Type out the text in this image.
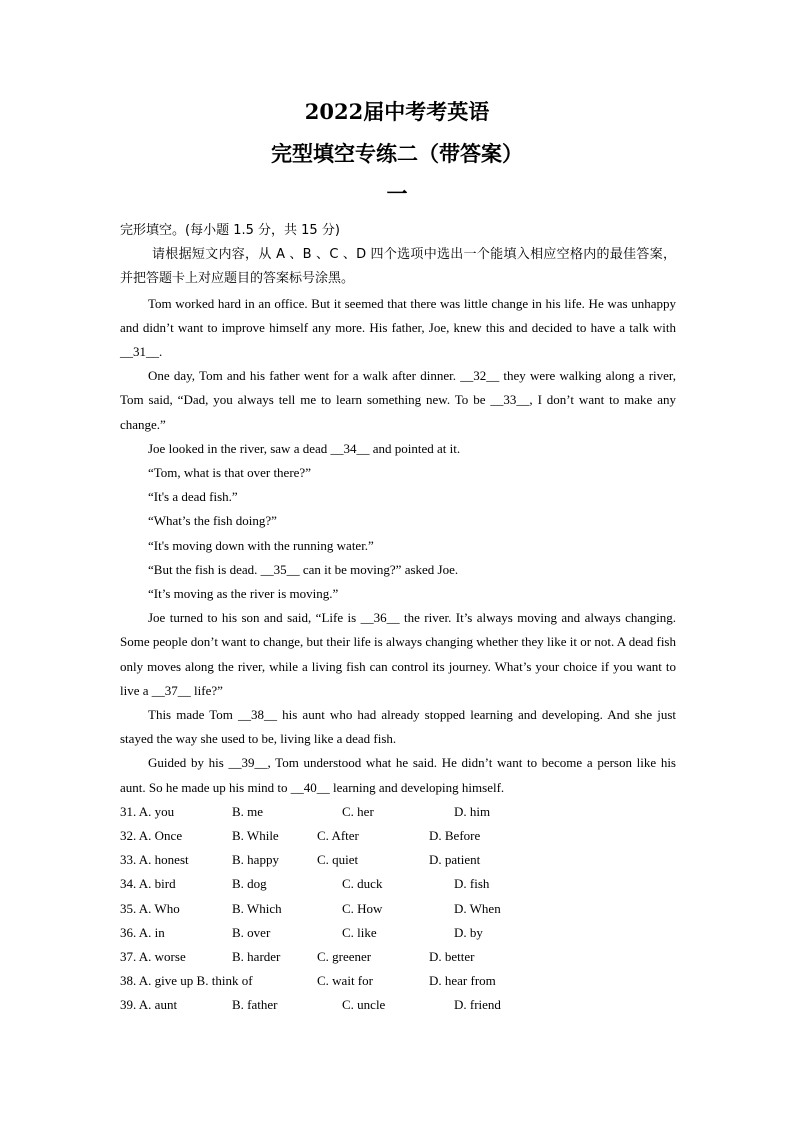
2022届中考考英语
完型填空专练二（带答案）
一

完形填空。(每小题 1.5 分，共 15 分)

请根据短文内容，从 A 、B 、C 、D 四个选项中选出一个能填入相应空格内的最佳答案，并把答题卡上对应题目的答案标号涂黑。

Tom worked hard in an office. But it seemed that there was little change in his life. He was unhappy and didn’t want to improve himself any more. His father, Joe, knew this and decided to have a talk with __31__.

One day, Tom and his father went for a walk after dinner. __32__ they were walking along a river, Tom said, “Dad, you always tell me to learn something new. To be __33__, I don’t want to make any change.”

Joe looked in the river, saw a dead __34__ and pointed at it.

“Tom, what is that over there?”

“It's a dead fish.”

“What’s the fish doing?”

“It's moving down with the running water.”

“But the fish is dead. __35__ can it be moving?” asked Joe.

“It’s moving as the river is moving.”

Joe turned to his son and said, “Life is __36__ the river. It’s always moving and always changing. Some people don’t want to change, but their life is always changing whether they like it or not. A dead fish only moves along the river, while a living fish can control its journey. What’s your choice if you want to live a __37__ life?”

This made Tom __38__ his aunt who had already stopped learning and developing. And she just stayed the way she used to be, living like a dead fish.

Guided by his __39__, Tom understood what he said. He didn’t want to become a person like his aunt. So he made up his mind to __40__ learning and developing himself.

31. A. you	B. me	C. her	D. him
32. A. Once	B. While	C. After	D. Before
33. A. honest	B. happy	C. quiet	D. patient
34. A. bird	B. dog	C. duck	D. fish
35. A. Who	B. Which	C. How	D. When
36. A. in	B. over	C. like	D. by
37. A. worse	B. harder	C. greener	D. better
38. A. give up B. think of	C. wait for	D. hear from
39. A. aunt	B. father	C. uncle	D. friend
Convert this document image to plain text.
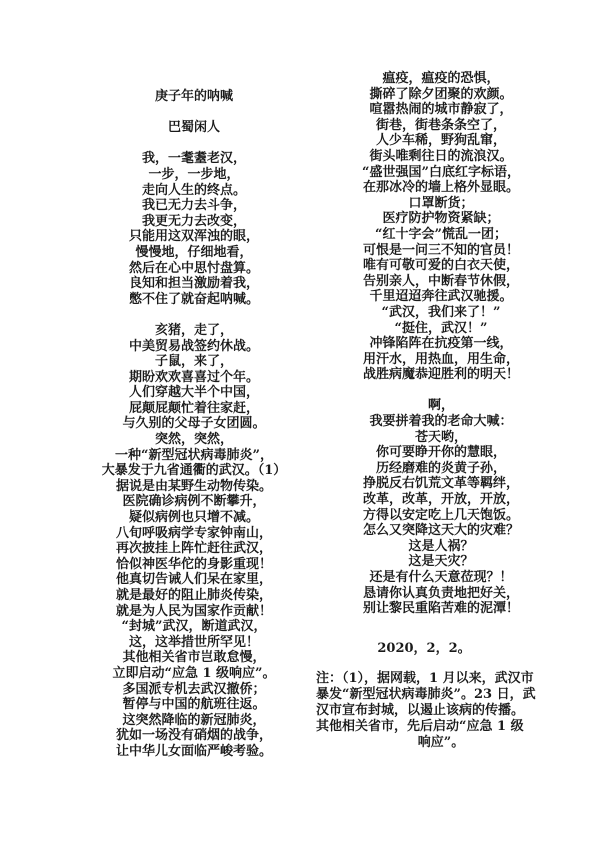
庚子年的呐喊
巴蜀闲人
我，一耄耋老汉，
一步，一步地，
走向人生的终点。
我已无力去斗争，
我更无力去改变，
只能用这双浑浊的眼，
慢慢地，仔细地看，
然后在心中思忖盘算。
良知和担当激励着我，
憋不住了就奋起呐喊。
亥猪，走了，
中美贸易战签约休战。
子鼠，来了，
期盼欢欢喜喜过个年。
人们穿越大半个中国，
屁颠屁颠忙着往家赶，
与久别的父母子女团圆。
突然，突然，
一种“新型冠状病毒肺炎”，
大暴发于九省通衢的武汉。（1）
据说是由某野生动物传染。
医院确诊病例不断攀升，
疑似病例也只增不减。
八旬呼吸病学专家钟南山，
再次披挂上阵忙赶往武汉，
恰似神医华佗的身影重现！
他真切告诫人们呆在家里，
就是最好的阻止肺炎传染，
就是为人民为国家作贡献！
“封城”武汉，断道武汉，
这，这举措世所罕见！
其他相关省市岂敢怠慢，
立即启动“应急 1 级响应”。
多国派专机去武汉撤侨；
暂停与中国的航班往返。
这突然降临的新冠肺炎，
犹如一场没有硝烟的战争，
让中华儿女面临严峻考验。
瘟疫，瘟疫的恐惧，
撕碎了除夕团聚的欢颜。
喧嚣热闹的城市静寂了，
街巷，街巷条条空了，
人少车稀，野狗乱窜，
街头唯剩往日的流浪汉。
“盛世强国”白底红字标语，
在那冰冷的墙上格外显眼。
口罩断货；
医疗防护物资紧缺；
“红十字会”慌乱一团；
可恨是一问三不知的官员！
唯有可敬可爱的白衣天使，
告别亲人，中断春节休假，
千里迢迢奔往武汉驰援。
“武汉，我们来了！”
“挺住，武汉！”
冲锋陷阵在抗疫第一线，
用汗水，用热血，用生命，
战胜病魔恭迎胜利的明天！
啊，
我要拼着我的老命大喊：
苍天哟，
你可要睁开你的慧眼，
历经磨难的炎黄子孙，
挣脱反右饥荒文革等羁绊，
改革，改革，开放，开放，
方得以安定吃上几天饱饭。
怎么又突降这天大的灾难？
这是人祸？
这是天灾？
还是有什么天意莅现？！
恳请你认真负责地把好关，
别让黎民重陷苦难的泥潭！
2020，2，2。
注：（1），据网载，1 月以来，武汉市
暴发“新型冠状病毒肺炎”。23 日，武
汉市宣布封城，以遏止该病的传播。
其他相关省市，先后启动“应急 1 级
响应”。
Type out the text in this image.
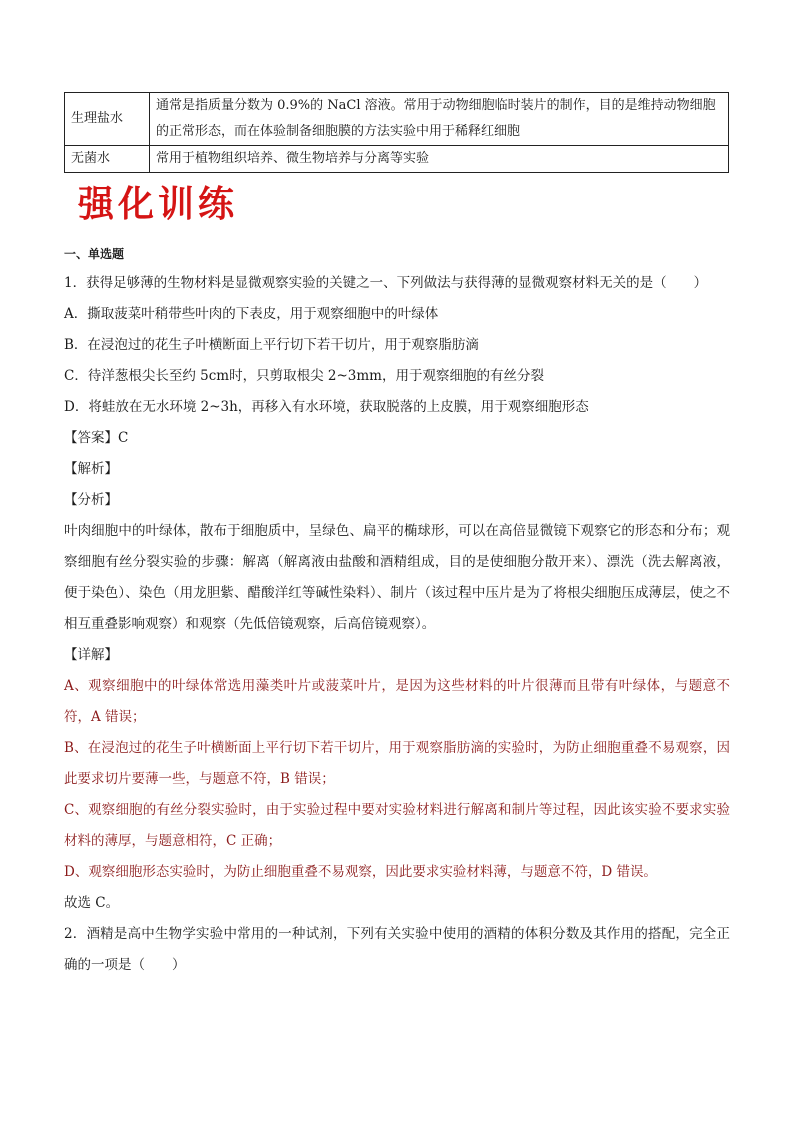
生理盐水	通常是指质量分数为 0.9%的 NaCl 溶液。常用于动物细胞临时装片的制作，目的是维持动物细胞的正常形态，而在体验制备细胞膜的方法实验中用于稀释红细胞
无菌水	常用于植物组织培养、微生物培养与分离等实验
强化训练
一、单选题
1．获得足够薄的生物材料是显微观察实验的关键之一、下列做法与获得薄的显微观察材料无关的是（　　）
A．撕取菠菜叶稍带些叶肉的下表皮，用于观察细胞中的叶绿体
B．在浸泡过的花生子叶横断面上平行切下若干切片，用于观察脂肪滴
C．待洋葱根尖长至约 5cm时，只剪取根尖 2~3mm，用于观察细胞的有丝分裂
D．将蛙放在无水环境 2~3h，再移入有水环境，获取脱落的上皮膜，用于观察细胞形态
【答案】C
【解析】
【分析】
叶肉细胞中的叶绿体，散布于细胞质中，呈绿色、扁平的椭球形，可以在高倍显微镜下观察它的形态和分布；观察细胞有丝分裂实验的步骤：解离（解离液由盐酸和酒精组成，目的是使细胞分散开来）、漂洗（洗去解离液，便于染色）、染色（用龙胆紫、醋酸洋红等碱性染料）、制片（该过程中压片是为了将根尖细胞压成薄层，使之不相互重叠影响观察）和观察（先低倍镜观察，后高倍镜观察）。
【详解】
A、观察细胞中的叶绿体常选用藻类叶片或菠菜叶片，是因为这些材料的叶片很薄而且带有叶绿体，与题意不符，A 错误；
B、在浸泡过的花生子叶横断面上平行切下若干切片，用于观察脂肪滴的实验时，为防止细胞重叠不易观察，因此要求切片要薄一些，与题意不符，B 错误；
C、观察细胞的有丝分裂实验时，由于实验过程中要对实验材料进行解离和制片等过程，因此该实验不要求实验材料的薄厚，与题意相符，C 正确；
D、观察细胞形态实验时，为防止细胞重叠不易观察，因此要求实验材料薄，与题意不符，D 错误。
故选 C。
2．酒精是高中生物学实验中常用的一种试剂，下列有关实验中使用的酒精的体积分数及其作用的搭配，完全正确的一项是（　　）
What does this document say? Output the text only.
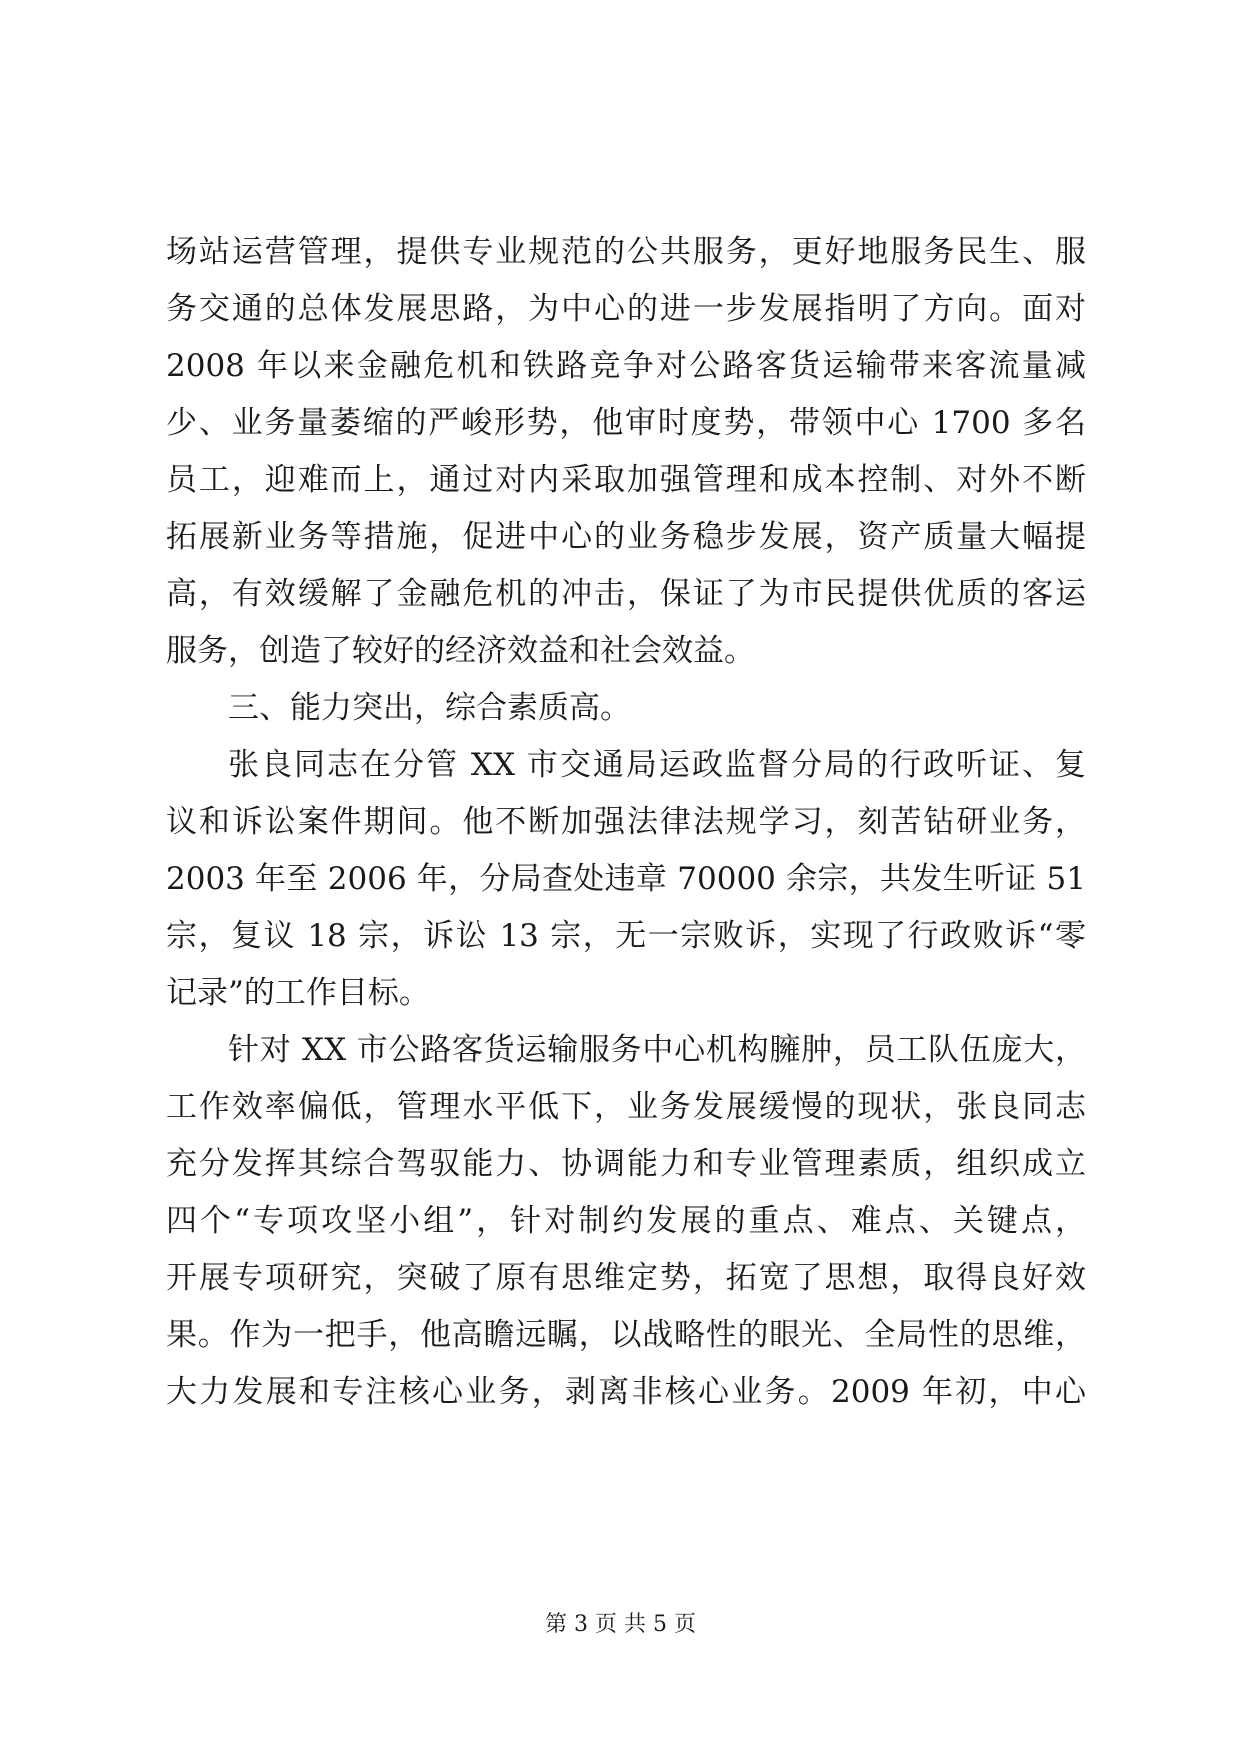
场站运营管理，提供专业规范的公共服务，更好地服务民生、服
务交通的总体发展思路，为中心的进一步发展指明了方向。面对
2008 年以来金融危机和铁路竞争对公路客货运输带来客流量减
少、业务量萎缩的严峻形势，他审时度势，带领中心 1700 多名
员工，迎难而上，通过对内采取加强管理和成本控制、对外不断
拓展新业务等措施，促进中心的业务稳步发展，资产质量大幅提
高，有效缓解了金融危机的冲击，保证了为市民提供优质的客运
服务，创造了较好的经济效益和社会效益。
三、能力突出，综合素质高。
张良同志在分管 XX 市交通局运政监督分局的行政听证、复
议和诉讼案件期间。他不断加强法律法规学习，刻苦钻研业务，
2003 年至 2006 年，分局查处违章 70000 余宗，共发生听证 51
宗，复议 18 宗，诉讼 13 宗，无一宗败诉，实现了行政败诉“零
记录”的工作目标。
针对 XX 市公路客货运输服务中心机构臃肿，员工队伍庞大，
工作效率偏低，管理水平低下，业务发展缓慢的现状，张良同志
充分发挥其综合驾驭能力、协调能力和专业管理素质，组织成立
四个“专项攻坚小组”，针对制约发展的重点、难点、关键点，
开展专项研究，突破了原有思维定势，拓宽了思想，取得良好效
果。作为一把手，他高瞻远瞩，以战略性的眼光、全局性的思维，
大力发展和专注核心业务，剥离非核心业务。2009 年初，中心
第 3 页 共 5 页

________

Directions for this task – Read through the data and copy every line where "developing" shows up.

Output below –
This made Tom __38__ his aunt who had already stopped learning and developing. And she just stayed the way she used to be, living like a dead fish.
Guided by his __39__, Tom understood what he said. He didn’t want to become a person like his aunt. So he made up his mind to __40__ learning and developing himself.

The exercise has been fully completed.